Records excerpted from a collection
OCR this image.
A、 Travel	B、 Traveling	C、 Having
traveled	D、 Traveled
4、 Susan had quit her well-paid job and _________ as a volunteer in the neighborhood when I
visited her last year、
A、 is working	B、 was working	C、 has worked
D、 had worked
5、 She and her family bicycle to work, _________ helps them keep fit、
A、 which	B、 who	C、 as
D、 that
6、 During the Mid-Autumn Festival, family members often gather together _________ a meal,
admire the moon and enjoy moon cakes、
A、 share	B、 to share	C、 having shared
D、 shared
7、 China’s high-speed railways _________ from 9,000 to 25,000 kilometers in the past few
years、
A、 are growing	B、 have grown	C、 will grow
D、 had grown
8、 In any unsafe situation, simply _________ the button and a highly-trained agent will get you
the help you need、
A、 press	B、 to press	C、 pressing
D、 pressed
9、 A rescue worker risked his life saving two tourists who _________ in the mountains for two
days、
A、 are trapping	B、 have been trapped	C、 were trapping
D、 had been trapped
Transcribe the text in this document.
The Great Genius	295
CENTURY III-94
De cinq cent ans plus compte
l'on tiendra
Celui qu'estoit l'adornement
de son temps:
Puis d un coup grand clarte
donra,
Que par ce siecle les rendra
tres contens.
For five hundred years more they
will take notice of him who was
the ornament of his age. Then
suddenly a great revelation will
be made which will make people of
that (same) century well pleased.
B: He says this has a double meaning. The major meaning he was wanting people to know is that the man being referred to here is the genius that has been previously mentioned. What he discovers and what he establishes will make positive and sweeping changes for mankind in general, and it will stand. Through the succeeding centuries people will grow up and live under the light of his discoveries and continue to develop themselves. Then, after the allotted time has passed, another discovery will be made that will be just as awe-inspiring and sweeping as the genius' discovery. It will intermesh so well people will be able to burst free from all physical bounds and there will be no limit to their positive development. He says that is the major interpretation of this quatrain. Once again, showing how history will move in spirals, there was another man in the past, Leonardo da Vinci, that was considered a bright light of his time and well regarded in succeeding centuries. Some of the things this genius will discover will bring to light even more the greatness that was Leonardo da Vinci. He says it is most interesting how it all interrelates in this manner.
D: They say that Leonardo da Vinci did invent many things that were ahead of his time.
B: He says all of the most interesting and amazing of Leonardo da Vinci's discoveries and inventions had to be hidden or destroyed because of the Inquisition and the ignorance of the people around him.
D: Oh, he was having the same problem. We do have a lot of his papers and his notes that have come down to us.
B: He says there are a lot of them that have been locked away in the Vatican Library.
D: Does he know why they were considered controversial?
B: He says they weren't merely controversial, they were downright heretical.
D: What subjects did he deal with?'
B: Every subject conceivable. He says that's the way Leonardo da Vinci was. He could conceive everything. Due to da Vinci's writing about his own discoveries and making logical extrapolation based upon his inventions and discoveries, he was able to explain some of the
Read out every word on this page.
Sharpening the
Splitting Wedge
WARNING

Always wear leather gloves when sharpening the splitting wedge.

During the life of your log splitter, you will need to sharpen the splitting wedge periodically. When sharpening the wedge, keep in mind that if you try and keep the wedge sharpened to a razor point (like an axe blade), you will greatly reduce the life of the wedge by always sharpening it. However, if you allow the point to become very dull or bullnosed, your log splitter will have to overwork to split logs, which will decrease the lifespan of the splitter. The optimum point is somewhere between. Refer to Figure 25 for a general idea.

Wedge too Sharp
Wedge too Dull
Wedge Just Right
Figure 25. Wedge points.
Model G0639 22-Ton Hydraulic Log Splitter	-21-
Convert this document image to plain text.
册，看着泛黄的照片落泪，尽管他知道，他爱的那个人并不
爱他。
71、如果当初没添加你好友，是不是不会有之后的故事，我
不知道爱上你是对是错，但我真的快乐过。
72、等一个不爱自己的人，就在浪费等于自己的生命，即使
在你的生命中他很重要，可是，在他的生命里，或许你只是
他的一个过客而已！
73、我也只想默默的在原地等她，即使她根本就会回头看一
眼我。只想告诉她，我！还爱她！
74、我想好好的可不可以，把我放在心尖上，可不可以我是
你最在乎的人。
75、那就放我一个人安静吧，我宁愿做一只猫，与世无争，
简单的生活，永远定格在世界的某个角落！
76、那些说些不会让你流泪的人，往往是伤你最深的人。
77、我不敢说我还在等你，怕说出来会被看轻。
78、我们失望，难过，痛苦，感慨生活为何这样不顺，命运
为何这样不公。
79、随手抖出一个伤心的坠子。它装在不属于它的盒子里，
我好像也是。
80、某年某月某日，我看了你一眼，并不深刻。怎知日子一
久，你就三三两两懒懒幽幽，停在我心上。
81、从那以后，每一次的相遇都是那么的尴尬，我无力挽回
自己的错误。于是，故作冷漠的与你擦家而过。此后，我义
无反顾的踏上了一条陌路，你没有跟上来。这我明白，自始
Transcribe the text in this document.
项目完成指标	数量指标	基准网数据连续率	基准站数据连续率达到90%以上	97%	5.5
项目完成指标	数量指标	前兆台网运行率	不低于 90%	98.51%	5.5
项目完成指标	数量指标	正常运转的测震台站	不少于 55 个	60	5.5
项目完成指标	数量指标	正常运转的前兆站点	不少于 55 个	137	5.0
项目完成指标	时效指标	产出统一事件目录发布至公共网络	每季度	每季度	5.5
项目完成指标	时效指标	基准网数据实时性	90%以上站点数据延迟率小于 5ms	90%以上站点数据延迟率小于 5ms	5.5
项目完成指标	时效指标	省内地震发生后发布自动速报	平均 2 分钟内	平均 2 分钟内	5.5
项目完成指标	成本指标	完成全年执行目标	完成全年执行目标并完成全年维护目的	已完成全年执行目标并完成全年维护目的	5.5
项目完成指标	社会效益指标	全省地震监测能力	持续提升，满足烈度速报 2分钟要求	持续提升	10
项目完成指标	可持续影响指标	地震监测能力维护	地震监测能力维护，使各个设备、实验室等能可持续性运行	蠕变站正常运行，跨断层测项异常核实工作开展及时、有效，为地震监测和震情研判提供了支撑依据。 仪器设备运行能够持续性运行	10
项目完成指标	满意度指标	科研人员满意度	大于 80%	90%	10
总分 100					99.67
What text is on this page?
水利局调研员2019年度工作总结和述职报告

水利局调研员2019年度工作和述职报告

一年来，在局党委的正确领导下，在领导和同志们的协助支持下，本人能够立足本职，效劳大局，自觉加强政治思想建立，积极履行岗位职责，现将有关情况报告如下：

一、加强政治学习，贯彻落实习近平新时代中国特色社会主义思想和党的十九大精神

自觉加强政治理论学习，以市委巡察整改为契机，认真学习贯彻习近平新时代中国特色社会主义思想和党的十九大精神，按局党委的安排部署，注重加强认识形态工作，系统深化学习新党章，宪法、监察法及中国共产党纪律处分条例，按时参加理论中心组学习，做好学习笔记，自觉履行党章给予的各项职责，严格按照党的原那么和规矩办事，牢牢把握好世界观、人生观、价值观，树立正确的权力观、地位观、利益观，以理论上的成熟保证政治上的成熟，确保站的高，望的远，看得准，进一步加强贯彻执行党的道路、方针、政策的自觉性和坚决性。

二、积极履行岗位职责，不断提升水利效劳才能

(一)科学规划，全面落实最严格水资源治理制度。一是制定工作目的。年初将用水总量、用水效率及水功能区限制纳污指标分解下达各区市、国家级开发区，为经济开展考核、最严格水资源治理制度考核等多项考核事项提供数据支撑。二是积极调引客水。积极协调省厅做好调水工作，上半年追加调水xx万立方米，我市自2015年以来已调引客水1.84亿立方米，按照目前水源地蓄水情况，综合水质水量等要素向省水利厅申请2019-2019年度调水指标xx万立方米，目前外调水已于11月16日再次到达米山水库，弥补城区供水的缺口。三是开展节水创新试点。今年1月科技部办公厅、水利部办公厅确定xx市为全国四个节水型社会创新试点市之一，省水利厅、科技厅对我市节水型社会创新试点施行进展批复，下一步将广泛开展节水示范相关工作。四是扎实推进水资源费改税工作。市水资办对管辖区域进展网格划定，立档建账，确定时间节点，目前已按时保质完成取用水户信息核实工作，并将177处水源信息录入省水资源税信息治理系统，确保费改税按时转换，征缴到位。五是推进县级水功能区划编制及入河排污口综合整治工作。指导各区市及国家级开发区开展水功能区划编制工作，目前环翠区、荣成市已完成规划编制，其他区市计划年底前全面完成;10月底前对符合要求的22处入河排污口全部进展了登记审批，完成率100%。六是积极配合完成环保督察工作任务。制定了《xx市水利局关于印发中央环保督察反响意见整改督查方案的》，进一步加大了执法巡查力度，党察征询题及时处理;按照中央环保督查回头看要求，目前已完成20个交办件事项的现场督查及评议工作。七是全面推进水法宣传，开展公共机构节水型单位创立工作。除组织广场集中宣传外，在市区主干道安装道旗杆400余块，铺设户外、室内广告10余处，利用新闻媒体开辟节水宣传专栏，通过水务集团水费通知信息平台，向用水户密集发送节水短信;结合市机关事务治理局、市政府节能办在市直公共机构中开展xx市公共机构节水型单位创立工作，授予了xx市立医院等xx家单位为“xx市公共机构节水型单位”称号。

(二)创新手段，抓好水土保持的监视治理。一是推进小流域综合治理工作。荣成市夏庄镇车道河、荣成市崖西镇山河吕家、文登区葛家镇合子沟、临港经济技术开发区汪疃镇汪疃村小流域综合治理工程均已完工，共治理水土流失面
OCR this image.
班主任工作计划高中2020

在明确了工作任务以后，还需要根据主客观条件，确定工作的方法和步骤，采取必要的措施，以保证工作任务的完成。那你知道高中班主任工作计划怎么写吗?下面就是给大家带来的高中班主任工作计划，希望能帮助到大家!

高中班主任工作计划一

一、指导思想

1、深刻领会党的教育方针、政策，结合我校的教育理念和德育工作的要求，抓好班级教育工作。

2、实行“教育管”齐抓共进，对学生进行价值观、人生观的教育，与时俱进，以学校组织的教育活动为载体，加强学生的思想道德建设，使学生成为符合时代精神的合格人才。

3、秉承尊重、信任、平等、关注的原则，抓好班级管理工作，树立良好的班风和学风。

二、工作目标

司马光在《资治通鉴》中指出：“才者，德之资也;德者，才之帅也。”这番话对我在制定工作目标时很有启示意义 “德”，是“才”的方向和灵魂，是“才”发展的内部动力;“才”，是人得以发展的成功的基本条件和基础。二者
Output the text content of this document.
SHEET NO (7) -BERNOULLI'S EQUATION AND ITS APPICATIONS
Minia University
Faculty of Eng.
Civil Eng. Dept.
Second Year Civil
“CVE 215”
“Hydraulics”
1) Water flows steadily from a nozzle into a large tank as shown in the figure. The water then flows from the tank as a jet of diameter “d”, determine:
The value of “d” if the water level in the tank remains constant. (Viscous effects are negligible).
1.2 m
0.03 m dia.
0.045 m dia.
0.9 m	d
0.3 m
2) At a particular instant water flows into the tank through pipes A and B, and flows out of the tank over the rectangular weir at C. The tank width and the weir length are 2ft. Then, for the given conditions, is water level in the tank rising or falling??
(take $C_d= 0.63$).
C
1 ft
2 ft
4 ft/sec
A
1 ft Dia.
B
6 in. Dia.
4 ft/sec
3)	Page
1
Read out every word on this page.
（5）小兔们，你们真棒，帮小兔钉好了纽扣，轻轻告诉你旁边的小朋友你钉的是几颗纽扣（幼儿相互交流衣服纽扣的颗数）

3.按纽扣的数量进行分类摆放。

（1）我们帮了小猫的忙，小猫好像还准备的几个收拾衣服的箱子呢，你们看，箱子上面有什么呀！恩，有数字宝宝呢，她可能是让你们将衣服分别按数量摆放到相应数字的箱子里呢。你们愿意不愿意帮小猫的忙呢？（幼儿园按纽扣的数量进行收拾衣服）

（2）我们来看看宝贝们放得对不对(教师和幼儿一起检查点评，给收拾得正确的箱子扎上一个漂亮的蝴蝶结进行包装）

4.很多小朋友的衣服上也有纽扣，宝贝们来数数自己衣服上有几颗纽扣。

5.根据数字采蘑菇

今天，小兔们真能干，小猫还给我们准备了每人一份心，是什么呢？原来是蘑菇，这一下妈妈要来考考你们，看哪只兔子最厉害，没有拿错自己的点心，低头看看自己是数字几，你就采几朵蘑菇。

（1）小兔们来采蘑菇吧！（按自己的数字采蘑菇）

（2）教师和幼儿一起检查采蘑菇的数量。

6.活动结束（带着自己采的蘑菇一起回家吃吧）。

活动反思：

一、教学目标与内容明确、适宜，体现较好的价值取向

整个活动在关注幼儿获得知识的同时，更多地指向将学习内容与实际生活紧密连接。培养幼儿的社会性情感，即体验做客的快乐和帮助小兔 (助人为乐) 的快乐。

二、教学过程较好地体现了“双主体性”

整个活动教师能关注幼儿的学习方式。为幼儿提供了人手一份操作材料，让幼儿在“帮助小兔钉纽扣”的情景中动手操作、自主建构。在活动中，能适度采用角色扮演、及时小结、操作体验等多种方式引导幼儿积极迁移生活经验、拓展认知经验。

WORK TO BE COMPLETED
From the listing above, collect every line that mentions the word "same".

SOLUTION FOR THIS TASK
that (same) century well pleased.
D: Oh, he was having the same problem. We do have a lot of his papers and his notes that have come down to us.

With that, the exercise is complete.